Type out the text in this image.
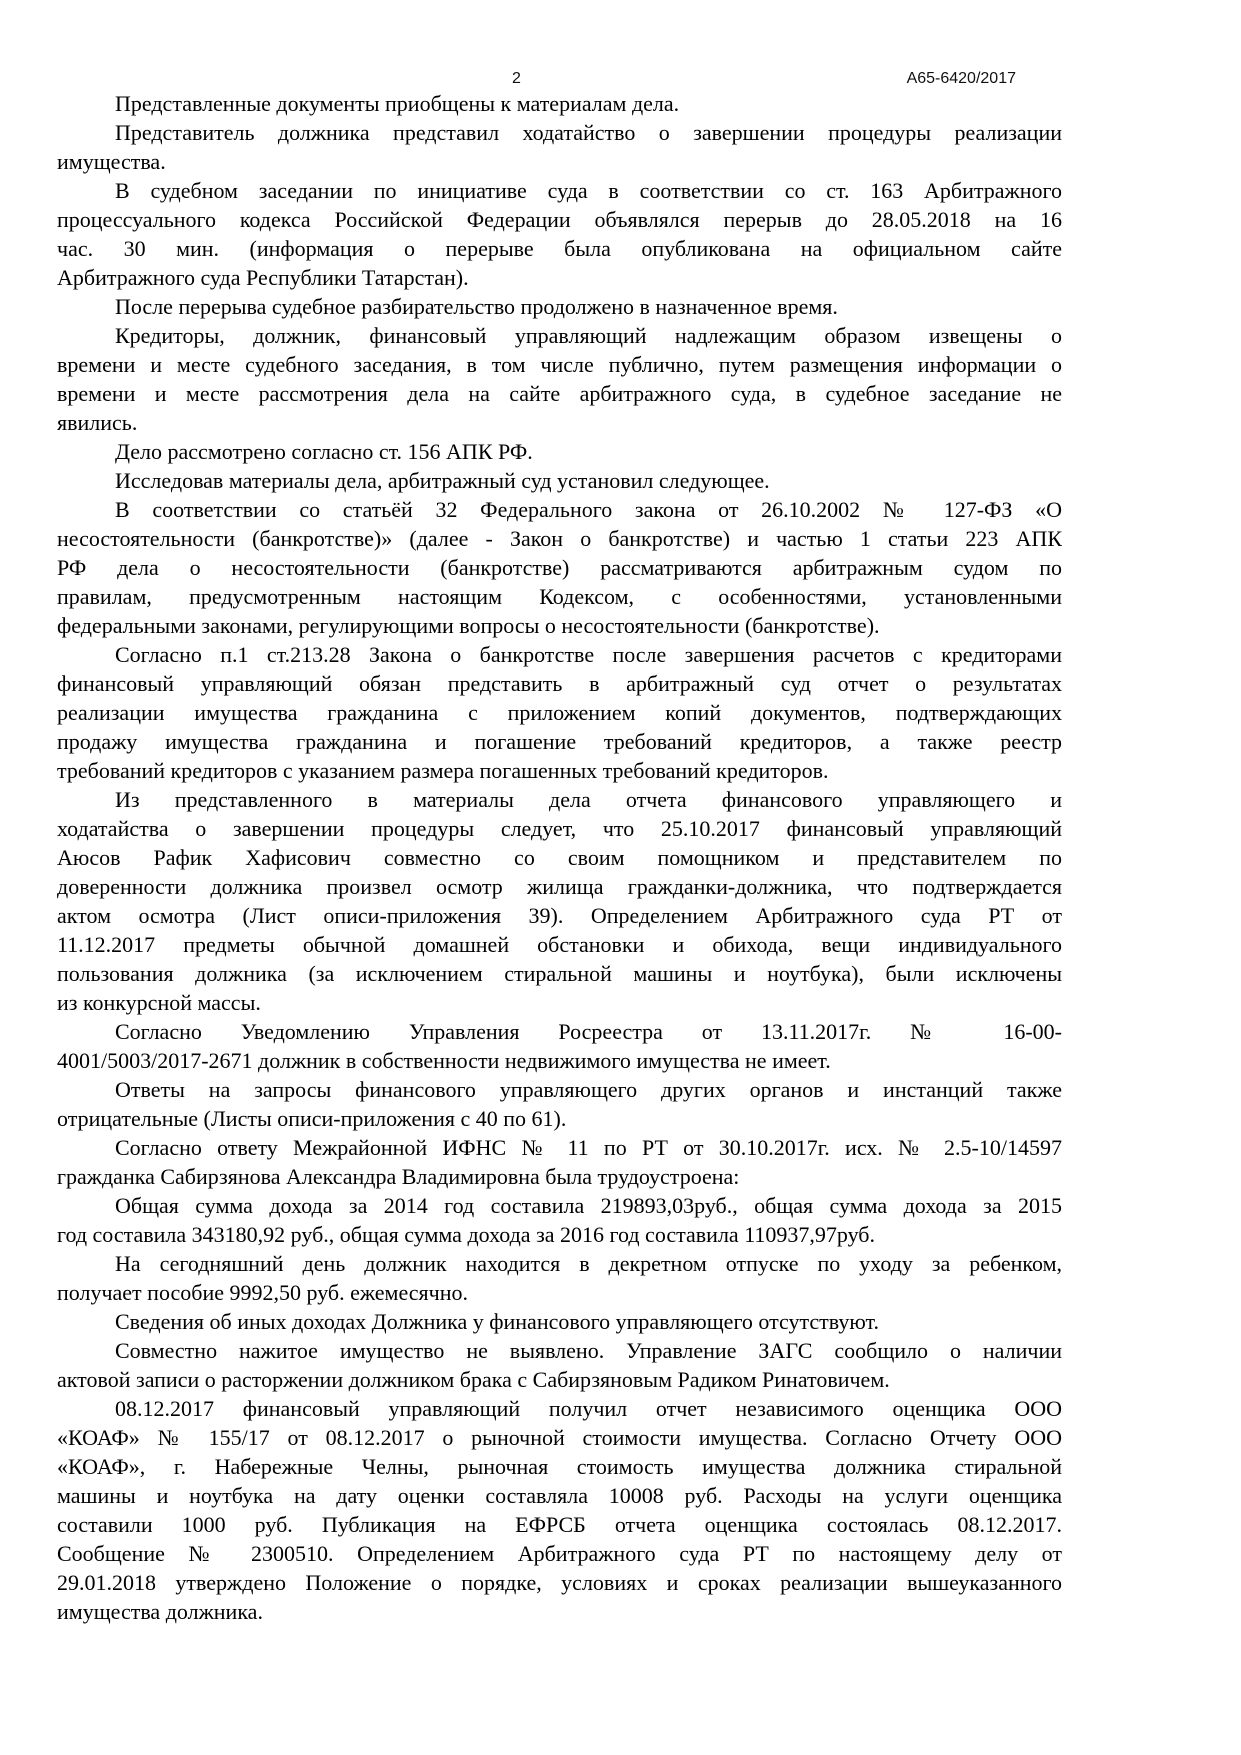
2	А65-6420/2017
Представленные документы приобщены к материалам дела.
Представитель должника представил ходатайство о завершении процедуры реализации
имущества.
В судебном заседании по инициативе суда в соответствии со ст. 163 Арбитражного
процессуального кодекса Российской Федерации объявлялся перерыв до 28.05.2018 на 16
час. 30 мин. (информация о перерыве была опубликована на официальном сайте
Арбитражного суда Республики Татарстан).
После перерыва судебное разбирательство продолжено в назначенное время.
Кредиторы, должник, финансовый управляющий надлежащим образом извещены о
времени и месте судебного заседания, в том числе публично, путем размещения информации о
времени и месте рассмотрения дела на сайте арбитражного суда, в судебное заседание не
явились.
Дело рассмотрено согласно ст. 156 АПК РФ.
Исследовав материалы дела, арбитражный суд установил следующее.
В соответствии со статьёй 32 Федерального закона от 26.10.2002 № 127-ФЗ «О
несостоятельности (банкротстве)» (далее - Закон о банкротстве) и частью 1 статьи 223 АПК
РФ дела о несостоятельности (банкротстве) рассматриваются арбитражным судом по
правилам, предусмотренным настоящим Кодексом, с особенностями, установленными
федеральными законами, регулирующими вопросы о несостоятельности (банкротстве).
Согласно п.1 ст.213.28 Закона о банкротстве после завершения расчетов с кредиторами
финансовый управляющий обязан представить в арбитражный суд отчет о результатах
реализации имущества гражданина с приложением копий документов, подтверждающих
продажу имущества гражданина и погашение требований кредиторов, а также реестр
требований кредиторов с указанием размера погашенных требований кредиторов.
Из представленного в материалы дела отчета финансового управляющего и
ходатайства о завершении процедуры следует, что 25.10.2017 финансовый управляющий
Аюсов Рафик Хафисович совместно со своим помощником и представителем по
доверенности должника произвел осмотр жилища гражданки-должника, что подтверждается
актом осмотра (Лист описи-приложения 39). Определением Арбитражного суда РТ от
11.12.2017 предметы обычной домашней обстановки и обихода, вещи индивидуального
пользования должника (за исключением стиральной машины и ноутбука), были исключены
из конкурсной массы.
Согласно Уведомлению Управления Росреестра от 13.11.2017г. № 16-00-
4001/5003/2017-2671 должник в собственности недвижимого имущества не имеет.
Ответы на запросы финансового управляющего других органов и инстанций также
отрицательные (Листы описи-приложения с 40 по 61).
Согласно ответу Межрайонной ИФНС № 11 по РТ от 30.10.2017г. исх. № 2.5-10/14597
гражданка Сабирзянова Александра Владимировна была трудоустроена:
Общая сумма дохода за 2014 год составила 219893,03руб., общая сумма дохода за 2015
год составила 343180,92 руб., общая сумма дохода за 2016 год составила 110937,97руб.
На сегодняшний день должник находится в декретном отпуске по уходу за ребенком,
получает пособие 9992,50 руб. ежемесячно.
Сведения об иных доходах Должника у финансового управляющего отсутствуют.
Совместно нажитое имущество не выявлено. Управление ЗАГС сообщило о наличии
актовой записи о расторжении должником брака с Сабирзяновым Радиком Ринатовичем.
08.12.2017 финансовый управляющий получил отчет независимого оценщика ООО
«КОАФ» № 155/17 от 08.12.2017 о рыночной стоимости имущества. Согласно Отчету ООО
«КОАФ», г. Набережные Челны, рыночная стоимость имущества должника стиральной
машины и ноутбука на дату оценки составляла 10008 руб. Расходы на услуги оценщика
составили 1000 руб. Публикация на ЕФРСБ отчета оценщика состоялась 08.12.2017.
Сообщение № 2300510. Определением Арбитражного суда РТ по настоящему делу от
29.01.2018 утверждено Положение о порядке, условиях и сроках реализации вышеуказанного
имущества должника.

◇ ◇ ◇

Required work -> Each line above is to be copied verbatim. Drop any image from the copy.

Solved problem ->
Type out the text in this image.
2	А65-6420/2017
Представленные документы приобщены к материалам дела.
Представитель должника представил ходатайство о завершении процедуры реализации
имущества.
В судебном заседании по инициативе суда в соответствии со ст. 163 Арбитражного
процессуального кодекса Российской Федерации объявлялся перерыв до 28.05.2018 на 16
час. 30 мин. (информация о перерыве была опубликована на официальном сайте
Арбитражного суда Республики Татарстан).
После перерыва судебное разбирательство продолжено в назначенное время.
Кредиторы, должник, финансовый управляющий надлежащим образом извещены о
времени и месте судебного заседания, в том числе публично, путем размещения информации о
времени и месте рассмотрения дела на сайте арбитражного суда, в судебное заседание не
явились.
Дело рассмотрено согласно ст. 156 АПК РФ.
Исследовав материалы дела, арбитражный суд установил следующее.
В соответствии со статьёй 32 Федерального закона от 26.10.2002 № 127-ФЗ «О
несостоятельности (банкротстве)» (далее - Закон о банкротстве) и частью 1 статьи 223 АПК
РФ дела о несостоятельности (банкротстве) рассматриваются арбитражным судом по
правилам, предусмотренным настоящим Кодексом, с особенностями, установленными
федеральными законами, регулирующими вопросы о несостоятельности (банкротстве).
Согласно п.1 ст.213.28 Закона о банкротстве после завершения расчетов с кредиторами
финансовый управляющий обязан представить в арбитражный суд отчет о результатах
реализации имущества гражданина с приложением копий документов, подтверждающих
продажу имущества гражданина и погашение требований кредиторов, а также реестр
требований кредиторов с указанием размера погашенных требований кредиторов.
Из представленного в материалы дела отчета финансового управляющего и
ходатайства о завершении процедуры следует, что 25.10.2017 финансовый управляющий
Аюсов Рафик Хафисович совместно со своим помощником и представителем по
доверенности должника произвел осмотр жилища гражданки-должника, что подтверждается
актом осмотра (Лист описи-приложения 39). Определением Арбитражного суда РТ от
11.12.2017 предметы обычной домашней обстановки и обихода, вещи индивидуального
пользования должника (за исключением стиральной машины и ноутбука), были исключены
из конкурсной массы.
Согласно Уведомлению Управления Росреестра от 13.11.2017г. № 16-00-
4001/5003/2017-2671 должник в собственности недвижимого имущества не имеет.
Ответы на запросы финансового управляющего других органов и инстанций также
отрицательные (Листы описи-приложения с 40 по 61).
Согласно ответу Межрайонной ИФНС № 11 по РТ от 30.10.2017г. исх. № 2.5-10/14597
гражданка Сабирзянова Александра Владимировна была трудоустроена:
Общая сумма дохода за 2014 год составила 219893,03руб., общая сумма дохода за 2015
год составила 343180,92 руб., общая сумма дохода за 2016 год составила 110937,97руб.
На сегодняшний день должник находится в декретном отпуске по уходу за ребенком,
получает пособие 9992,50 руб. ежемесячно.
Сведения об иных доходах Должника у финансового управляющего отсутствуют.
Совместно нажитое имущество не выявлено. Управление ЗАГС сообщило о наличии
актовой записи о расторжении должником брака с Сабирзяновым Радиком Ринатовичем.
08.12.2017 финансовый управляющий получил отчет независимого оценщика ООО
«КОАФ» № 155/17 от 08.12.2017 о рыночной стоимости имущества. Согласно Отчету ООО
«КОАФ», г. Набережные Челны, рыночная стоимость имущества должника стиральной
машины и ноутбука на дату оценки составляла 10008 руб. Расходы на услуги оценщика
составили 1000 руб. Публикация на ЕФРСБ отчета оценщика состоялась 08.12.2017.
Сообщение № 2300510. Определением Арбитражного суда РТ по настоящему делу от
29.01.2018 утверждено Положение о порядке, условиях и сроках реализации вышеуказанного
имущества должника.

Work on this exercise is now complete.